[OBJECTIVE]: Give back the full material, exactly as it reads.

** begin RECORDED DATA **

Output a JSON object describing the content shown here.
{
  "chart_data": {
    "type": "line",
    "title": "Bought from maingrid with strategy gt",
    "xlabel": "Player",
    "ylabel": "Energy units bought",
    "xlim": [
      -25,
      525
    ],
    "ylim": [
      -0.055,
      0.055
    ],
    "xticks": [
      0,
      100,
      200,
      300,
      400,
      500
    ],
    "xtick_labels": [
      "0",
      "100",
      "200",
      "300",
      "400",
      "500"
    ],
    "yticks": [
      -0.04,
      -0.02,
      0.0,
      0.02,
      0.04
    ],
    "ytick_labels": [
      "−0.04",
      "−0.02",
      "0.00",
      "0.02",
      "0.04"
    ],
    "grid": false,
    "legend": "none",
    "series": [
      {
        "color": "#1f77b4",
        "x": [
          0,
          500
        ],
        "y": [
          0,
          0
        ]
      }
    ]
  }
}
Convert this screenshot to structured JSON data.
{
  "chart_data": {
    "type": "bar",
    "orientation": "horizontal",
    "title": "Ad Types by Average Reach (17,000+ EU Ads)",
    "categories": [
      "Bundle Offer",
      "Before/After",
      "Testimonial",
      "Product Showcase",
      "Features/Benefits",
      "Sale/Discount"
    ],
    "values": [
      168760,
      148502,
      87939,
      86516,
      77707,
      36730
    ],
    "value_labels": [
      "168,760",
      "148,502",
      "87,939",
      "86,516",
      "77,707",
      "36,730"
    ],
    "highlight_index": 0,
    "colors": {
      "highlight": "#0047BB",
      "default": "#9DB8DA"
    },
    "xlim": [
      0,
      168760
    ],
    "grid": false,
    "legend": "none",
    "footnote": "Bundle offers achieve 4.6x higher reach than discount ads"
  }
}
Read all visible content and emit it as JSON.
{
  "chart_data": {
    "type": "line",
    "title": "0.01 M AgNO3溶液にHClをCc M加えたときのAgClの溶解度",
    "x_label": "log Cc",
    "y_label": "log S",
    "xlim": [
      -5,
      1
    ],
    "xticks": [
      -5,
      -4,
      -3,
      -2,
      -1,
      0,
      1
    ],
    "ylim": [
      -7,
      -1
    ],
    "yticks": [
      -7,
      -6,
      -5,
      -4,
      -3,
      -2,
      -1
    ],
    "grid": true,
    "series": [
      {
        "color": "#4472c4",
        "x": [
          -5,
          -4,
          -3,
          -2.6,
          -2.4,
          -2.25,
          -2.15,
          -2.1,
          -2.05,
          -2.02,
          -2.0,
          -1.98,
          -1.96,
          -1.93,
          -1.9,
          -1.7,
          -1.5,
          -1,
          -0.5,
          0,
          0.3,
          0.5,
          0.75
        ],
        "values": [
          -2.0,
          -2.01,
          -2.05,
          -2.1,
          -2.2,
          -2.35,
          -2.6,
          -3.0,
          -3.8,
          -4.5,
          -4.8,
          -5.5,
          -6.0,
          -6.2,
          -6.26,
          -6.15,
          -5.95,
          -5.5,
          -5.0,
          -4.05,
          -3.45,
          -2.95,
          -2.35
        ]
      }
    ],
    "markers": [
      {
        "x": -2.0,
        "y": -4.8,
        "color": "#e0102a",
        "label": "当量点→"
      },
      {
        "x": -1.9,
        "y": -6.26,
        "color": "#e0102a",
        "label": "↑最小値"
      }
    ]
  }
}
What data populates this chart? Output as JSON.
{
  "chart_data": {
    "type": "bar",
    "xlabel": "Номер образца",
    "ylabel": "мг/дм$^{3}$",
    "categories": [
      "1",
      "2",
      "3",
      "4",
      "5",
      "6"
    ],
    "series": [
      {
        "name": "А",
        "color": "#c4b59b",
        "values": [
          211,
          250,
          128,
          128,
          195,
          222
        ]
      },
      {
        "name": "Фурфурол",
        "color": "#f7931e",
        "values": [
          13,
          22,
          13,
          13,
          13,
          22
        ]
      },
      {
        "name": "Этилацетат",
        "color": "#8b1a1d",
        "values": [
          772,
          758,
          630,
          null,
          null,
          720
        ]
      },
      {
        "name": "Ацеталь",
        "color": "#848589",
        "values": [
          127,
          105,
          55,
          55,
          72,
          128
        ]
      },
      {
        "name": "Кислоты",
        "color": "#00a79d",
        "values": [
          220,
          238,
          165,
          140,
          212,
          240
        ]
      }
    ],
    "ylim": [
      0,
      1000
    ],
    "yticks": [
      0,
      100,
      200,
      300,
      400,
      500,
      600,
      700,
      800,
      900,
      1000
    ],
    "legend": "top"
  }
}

** end RECORDED DATA **

[WORKED SOLUTION]:
Output a JSON object describing the content shown here.
{
  "chart_data": {
    "type": "line",
    "title": "Bought from maingrid with strategy gt",
    "xlabel": "Player",
    "ylabel": "Energy units bought",
    "xlim": [
      -25,
      525
    ],
    "ylim": [
      -0.055,
      0.055
    ],
    "xticks": [
      0,
      100,
      200,
      300,
      400,
      500
    ],
    "xtick_labels": [
      "0",
      "100",
      "200",
      "300",
      "400",
      "500"
    ],
    "yticks": [
      -0.04,
      -0.02,
      0.0,
      0.02,
      0.04
    ],
    "ytick_labels": [
      "−0.04",
      "−0.02",
      "0.00",
      "0.02",
      "0.04"
    ],
    "grid": false,
    "legend": "none",
    "series": [
      {
        "color": "#1f77b4",
        "x": [
          0,
          500
        ],
        "y": [
          0,
          0
        ]
      }
    ]
  }
}
Convert this screenshot to structured JSON data.
{
  "chart_data": {
    "type": "bar",
    "orientation": "horizontal",
    "title": "Ad Types by Average Reach (17,000+ EU Ads)",
    "categories": [
      "Bundle Offer",
      "Before/After",
      "Testimonial",
      "Product Showcase",
      "Features/Benefits",
      "Sale/Discount"
    ],
    "values": [
      168760,
      148502,
      87939,
      86516,
      77707,
      36730
    ],
    "value_labels": [
      "168,760",
      "148,502",
      "87,939",
      "86,516",
      "77,707",
      "36,730"
    ],
    "highlight_index": 0,
    "colors": {
      "highlight": "#0047BB",
      "default": "#9DB8DA"
    },
    "xlim": [
      0,
      168760
    ],
    "grid": false,
    "legend": "none",
    "footnote": "Bundle offers achieve 4.6x higher reach than discount ads"
  }
}
Read all visible content and emit it as JSON.
{
  "chart_data": {
    "type": "line",
    "title": "0.01 M AgNO3溶液にHClをCc M加えたときのAgClの溶解度",
    "x_label": "log Cc",
    "y_label": "log S",
    "xlim": [
      -5,
      1
    ],
    "xticks": [
      -5,
      -4,
      -3,
      -2,
      -1,
      0,
      1
    ],
    "ylim": [
      -7,
      -1
    ],
    "yticks": [
      -7,
      -6,
      -5,
      -4,
      -3,
      -2,
      -1
    ],
    "grid": true,
    "series": [
      {
        "color": "#4472c4",
        "x": [
          -5,
          -4,
          -3,
          -2.6,
          -2.4,
          -2.25,
          -2.15,
          -2.1,
          -2.05,
          -2.02,
          -2.0,
          -1.98,
          -1.96,
          -1.93,
          -1.9,
          -1.7,
          -1.5,
          -1,
          -0.5,
          0,
          0.3,
          0.5,
          0.75
        ],
        "values": [
          -2.0,
          -2.01,
          -2.05,
          -2.1,
          -2.2,
          -2.35,
          -2.6,
          -3.0,
          -3.8,
          -4.5,
          -4.8,
          -5.5,
          -6.0,
          -6.2,
          -6.26,
          -6.15,
          -5.95,
          -5.5,
          -5.0,
          -4.05,
          -3.45,
          -2.95,
          -2.35
        ]
      }
    ],
    "markers": [
      {
        "x": -2.0,
        "y": -4.8,
        "color": "#e0102a",
        "label": "当量点→"
      },
      {
        "x": -1.9,
        "y": -6.26,
        "color": "#e0102a",
        "label": "↑最小値"
      }
    ]
  }
}
What data populates this chart? Output as JSON.
{
  "chart_data": {
    "type": "bar",
    "xlabel": "Номер образца",
    "ylabel": "мг/дм$^{3}$",
    "categories": [
      "1",
      "2",
      "3",
      "4",
      "5",
      "6"
    ],
    "series": [
      {
        "name": "А",
        "color": "#c4b59b",
        "values": [
          211,
          250,
          128,
          128,
          195,
          222
        ]
      },
      {
        "name": "Фурфурол",
        "color": "#f7931e",
        "values": [
          13,
          22,
          13,
          13,
          13,
          22
        ]
      },
      {
        "name": "Этилацетат",
        "color": "#8b1a1d",
        "values": [
          772,
          758,
          630,
          null,
          null,
          720
        ]
      },
      {
        "name": "Ацеталь",
        "color": "#848589",
        "values": [
          127,
          105,
          55,
          55,
          72,
          128
        ]
      },
      {
        "name": "Кислоты",
        "color": "#00a79d",
        "values": [
          220,
          238,
          165,
          140,
          212,
          240
        ]
      }
    ],
    "ylim": [
      0,
      1000
    ],
    "yticks": [
      0,
      100,
      200,
      300,
      400,
      500,
      600,
      700,
      800,
      900,
      1000
    ],
    "legend": "top"
  }
}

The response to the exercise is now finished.